**SUPPLIED DATA**:
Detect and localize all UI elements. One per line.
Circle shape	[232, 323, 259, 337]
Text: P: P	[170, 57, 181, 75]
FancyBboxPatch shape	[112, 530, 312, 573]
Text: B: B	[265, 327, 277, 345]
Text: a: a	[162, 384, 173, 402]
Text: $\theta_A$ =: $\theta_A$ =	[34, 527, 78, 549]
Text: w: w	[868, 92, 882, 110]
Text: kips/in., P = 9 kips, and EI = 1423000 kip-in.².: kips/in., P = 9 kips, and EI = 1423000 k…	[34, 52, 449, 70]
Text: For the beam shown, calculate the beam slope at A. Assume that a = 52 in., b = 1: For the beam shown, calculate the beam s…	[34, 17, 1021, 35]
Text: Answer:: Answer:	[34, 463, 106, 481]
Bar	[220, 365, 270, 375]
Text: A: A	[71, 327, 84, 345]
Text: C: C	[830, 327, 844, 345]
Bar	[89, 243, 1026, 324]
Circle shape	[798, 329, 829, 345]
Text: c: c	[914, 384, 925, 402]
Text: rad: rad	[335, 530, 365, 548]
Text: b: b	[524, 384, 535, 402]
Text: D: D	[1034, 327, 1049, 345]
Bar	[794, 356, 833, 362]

**EXERCISE**: Please output every line of the material above, reproducing each one without any change.

**THE RESULT**:
Detect and localize all UI elements. One per line.
Circle shape	[232, 323, 259, 337]
Text: P: P	[170, 57, 181, 75]
FancyBboxPatch shape	[112, 530, 312, 573]
Text: B: B	[265, 327, 277, 345]
Text: a: a	[162, 384, 173, 402]
Text: $\theta_A$ =: $\theta_A$ =	[34, 527, 78, 549]
Text: w: w	[868, 92, 882, 110]
Text: kips/in., P = 9 kips, and EI = 1423000 kip-in.².: kips/in., P = 9 kips, and EI = 1423000 k…	[34, 52, 449, 70]
Text: For the beam shown, calculate the beam slope at A. Assume that a = 52 in., b = 1: For the beam shown, calculate the beam s…	[34, 17, 1021, 35]
Text: Answer:: Answer:	[34, 463, 106, 481]
Bar	[220, 365, 270, 375]
Text: A: A	[71, 327, 84, 345]
Text: C: C	[830, 327, 844, 345]
Bar	[89, 243, 1026, 324]
Circle shape	[798, 329, 829, 345]
Text: c: c	[914, 384, 925, 402]
Text: rad: rad	[335, 530, 365, 548]
Text: b: b	[524, 384, 535, 402]
Text: D: D	[1034, 327, 1049, 345]
Bar	[794, 356, 833, 362]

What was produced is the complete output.